En tout état de cause, aucun engagement ne peut être assigné à une durée perpétuelle sous peine de nullité. Exemple: le contrat de bail d’une durée de 12 ans renouvelable par tacite reconduction pour un nombre de périodes illimitées est nul.
Le contrat est
la loi des parties, mais encore doit-il être exécuté de bonne foi, l’article
1134 du Code civil énonce :
«Les
conventions légalement formées tiennent lieu de loi à ceux qui les ont faites.
Elles ne peuvent être révoquées que de leur consentement mutuel ou pour les
causes que la loi autorise.
Elles doivent être exécutées de bonne foi».
En vertu du principe de la liberté consensuelle, les juges interprètent cette règle de façon stricte afin de préserver la sécurité et la stabilité des affaires. En cas de conflit, il s’attache à vérifier si toutes les règles de bonne conduite édictées par l’article 1134 du Code civil ont été respectées. Il convient de distinguer dans cette optique les règles auxquelles sont soumises les deux parties et les règles imposées au(x) créancier(s) des obligations.
Il faut exécuter de bonne foi. Nous entendons par «bonne foi», une conduite loyale, honnête, en bon père de famille tel que le rappelle souvent la jurisprudence. Il ne suffit donc pas pour les parties de faire «tout leur possible». il faut agir sans comportement frauduleux, sans dol, sans malice. Exemple: le bénéficiaire d’une promesse de vente d’un immeuble sous condition suspensive qui empêche délibérément la réalisation de ladite condition avec l’intention de faire tomber le contrat peut se voir forcé de l’exécuter ou condamné à verser des dommages-intérêts à son cocontractant pour le préjudice subi.
Il faut respecter le devoir de conseil. Cette obligation née au moment de la conclusion du contrat (négociations) se poursuit dans l’exécution même du contrat. Le manquement à cette règle est atténué ou aggravé selon qu’il s’agit d’un contrat entre deux professionnels ou entre professionnel et non- professionnel (décret de 1978).

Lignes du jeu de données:
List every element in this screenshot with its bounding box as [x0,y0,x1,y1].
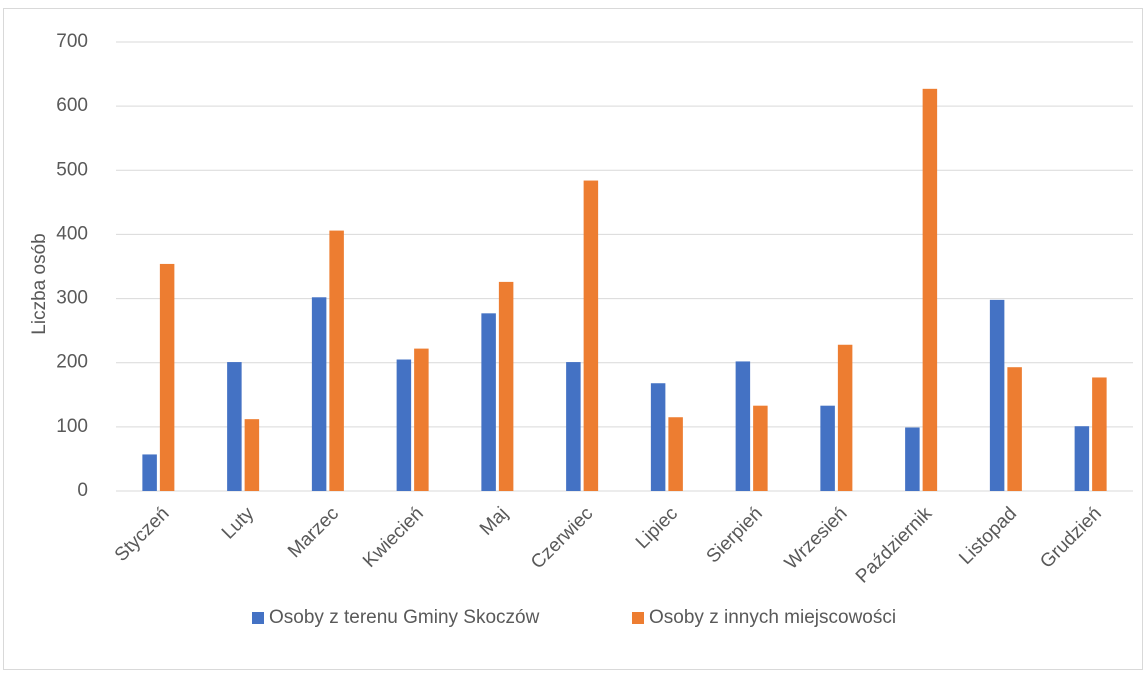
bar-gmina-skoczow [905,427,920,491]
y-tick-label: 700 [56,31,88,52]
bar-gmina-skoczow [396,359,412,491]
bar-gmina-skoczow [989,299,1005,491]
bar-gmina-skoczow [227,362,242,491]
bar-inne-miejscowosci [668,417,683,491]
y-axis-ticks: 0 100 200 300 400 500 600 700 [56,31,88,501]
bar-inne-miejscowosci [414,348,429,491]
bar-gmina-skoczow [566,362,581,491]
y-tick-label: 100 [56,416,88,437]
bar-gmina-skoczow [311,297,327,491]
bar-chart: 0 100 200 300 400 500 600 700 Styczeń Luty Marzec… [29,31,1133,628]
bar-inne-miejscowosci [1007,367,1022,491]
x-category-label: Czerwiec [527,503,597,573]
y-tick-label: 200 [56,352,88,373]
bar-inne-miejscowosci [837,344,853,491]
gridlines [116,41,1133,492]
x-category-label: Wrzesień [781,503,852,574]
bar-gmina-skoczow [650,383,666,491]
bar-inne-miejscowosci [244,419,260,491]
legend-label: Osoby z terenu Gminy Skoczów [269,607,540,628]
bar-gmina-skoczow [481,313,496,491]
x-category-label: Maj [476,503,513,540]
bar-inne-miejscowosci [1092,377,1107,491]
bars [142,88,1107,492]
bar-gmina-skoczow [142,454,157,491]
bar-inne-miejscowosci [753,405,768,491]
x-category-label: Marzec [284,503,343,562]
legend-swatch [252,612,264,624]
y-tick-label: 400 [56,223,88,244]
x-category-label: Luty [218,503,259,544]
bar-inne-miejscowosci [498,281,514,491]
x-category-label: Styczeń [111,503,174,566]
x-category-label: Lipiec [632,503,682,553]
bar-gmina-skoczow [1074,426,1090,491]
legend-label: Osoby z innych miejscowości [649,607,896,628]
chart-frame: 0 100 200 300 400 500 600 700 Styczeń Luty Marzec… [3,8,1143,670]
bar-inne-miejscowosci [159,263,175,491]
y-axis-title: Liczba osób [29,233,50,334]
bar-inne-miejscowosci [583,180,599,491]
y-tick-label: 0 [77,480,88,501]
y-tick-label: 300 [56,288,88,309]
y-tick-label: 600 [56,95,88,116]
x-category-label: Listopad [955,503,1021,569]
bar-gmina-skoczow [820,405,835,491]
x-category-label: Kwiecień [359,503,428,572]
x-category-label: Październik [852,503,937,588]
bar-gmina-skoczow [735,361,751,491]
bar-inne-miejscowosci [329,230,344,491]
x-category-label: Sierpień [703,503,767,567]
legend: Osoby z terenu Gminy Skoczów Osoby z inny… [252,607,896,628]
legend-swatch [632,612,644,624]
y-tick-label: 500 [56,159,88,180]
x-category-label: Grudzień [1036,503,1105,572]
bar-inne-miejscowosci [922,88,938,492]
x-axis-categories: Styczeń Luty Marzec Kwiecień Maj Czerwiec Lipi… [111,503,1106,588]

= CONSIGNE 1 =
Répondez à ces questions sur le texte consacré à l'exécution des contrats :
(a) Quel article du Code civil y est cité ?
(b) Quelle sanction frappe un engagement assigné à une durée perpétuelle ?
(c) Quel décret est mentionné à propos du devoir de conseil ?
= CONSIGNE 2 =
Transcrivez le passage du texte sur l'exécution des contrats qui va de « En vertu du » à « créancier(s) des obligations. », ces deux bornes comprises.

= RÉPONSE ATTENDUE 1 =
(a) L'article 1134.
(b) La nullité.
(c) Le décret de 1978.

= RÉPONSE ATTENDUE 2 =
En vertu du principe de la liberté consensuelle, les juges interprètent cette règle de façon stricte afin de préserver la sécurité et la stabilité des affaires. En cas de conflit, il s’attache à vérifier si toutes les règles de bonne conduite édictées par l’article 1134 du Code civil ont été respectées. Il convient de distinguer dans cette optique les règles auxquelles sont soumises les deux parties et les règles imposées au(x) créancier(s) des obligations.